| Task brief |
Set down, without alteration, the lines from the one that contains "Read this page and output its text content." through the final line of the material below.

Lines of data

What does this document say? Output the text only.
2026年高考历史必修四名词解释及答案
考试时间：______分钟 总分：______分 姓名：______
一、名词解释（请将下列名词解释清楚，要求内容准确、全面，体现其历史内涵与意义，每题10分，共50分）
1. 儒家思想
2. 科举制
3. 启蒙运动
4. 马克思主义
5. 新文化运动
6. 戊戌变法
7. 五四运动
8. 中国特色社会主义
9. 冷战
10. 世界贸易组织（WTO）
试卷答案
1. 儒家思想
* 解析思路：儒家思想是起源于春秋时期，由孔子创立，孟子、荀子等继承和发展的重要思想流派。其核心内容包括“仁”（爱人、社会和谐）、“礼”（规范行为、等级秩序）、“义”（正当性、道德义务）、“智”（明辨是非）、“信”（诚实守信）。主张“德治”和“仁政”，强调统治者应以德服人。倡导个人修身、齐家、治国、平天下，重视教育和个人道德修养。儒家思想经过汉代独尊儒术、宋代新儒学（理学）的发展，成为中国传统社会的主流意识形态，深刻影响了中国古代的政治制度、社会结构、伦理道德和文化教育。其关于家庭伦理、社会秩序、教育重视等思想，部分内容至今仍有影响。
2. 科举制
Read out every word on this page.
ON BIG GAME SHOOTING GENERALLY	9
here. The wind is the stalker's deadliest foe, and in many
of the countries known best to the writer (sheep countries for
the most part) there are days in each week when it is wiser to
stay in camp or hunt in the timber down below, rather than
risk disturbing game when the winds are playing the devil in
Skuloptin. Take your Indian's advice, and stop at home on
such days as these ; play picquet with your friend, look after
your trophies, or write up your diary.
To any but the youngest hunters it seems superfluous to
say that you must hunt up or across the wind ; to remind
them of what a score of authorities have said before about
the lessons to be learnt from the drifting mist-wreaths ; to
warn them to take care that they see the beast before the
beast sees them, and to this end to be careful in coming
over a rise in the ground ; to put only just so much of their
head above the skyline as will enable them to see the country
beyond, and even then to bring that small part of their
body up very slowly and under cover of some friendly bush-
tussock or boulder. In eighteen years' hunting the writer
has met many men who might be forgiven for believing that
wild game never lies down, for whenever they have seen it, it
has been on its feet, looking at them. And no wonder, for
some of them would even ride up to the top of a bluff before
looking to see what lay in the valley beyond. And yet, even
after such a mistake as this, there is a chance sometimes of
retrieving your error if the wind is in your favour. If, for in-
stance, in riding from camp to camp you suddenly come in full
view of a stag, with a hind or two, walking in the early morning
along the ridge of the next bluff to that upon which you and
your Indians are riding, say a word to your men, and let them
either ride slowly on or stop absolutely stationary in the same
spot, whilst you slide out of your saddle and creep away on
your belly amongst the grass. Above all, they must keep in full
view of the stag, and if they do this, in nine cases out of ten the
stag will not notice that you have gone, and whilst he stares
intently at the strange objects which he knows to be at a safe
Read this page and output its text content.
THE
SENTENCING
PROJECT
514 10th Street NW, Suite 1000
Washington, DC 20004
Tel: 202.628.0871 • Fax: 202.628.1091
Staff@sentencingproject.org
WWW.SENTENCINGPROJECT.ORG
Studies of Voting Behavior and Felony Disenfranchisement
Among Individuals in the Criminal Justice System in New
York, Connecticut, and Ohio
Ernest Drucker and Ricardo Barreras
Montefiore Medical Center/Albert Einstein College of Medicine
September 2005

| Result for this exercise |
Read this page and output its text content.
THE
SENTENCING
PROJECT
514 10th Street NW, Suite 1000
Washington, DC 20004
Tel: 202.628.0871 • Fax: 202.628.1091
Staff@sentencingproject.org
WWW.SENTENCINGPROJECT.ORG
Studies of Voting Behavior and Felony Disenfranchisement
Among Individuals in the Criminal Justice System in New
York, Connecticut, and Ohio
Ernest Drucker and Ricardo Barreras
Montefiore Medical Center/Albert Einstein College of Medicine
September 2005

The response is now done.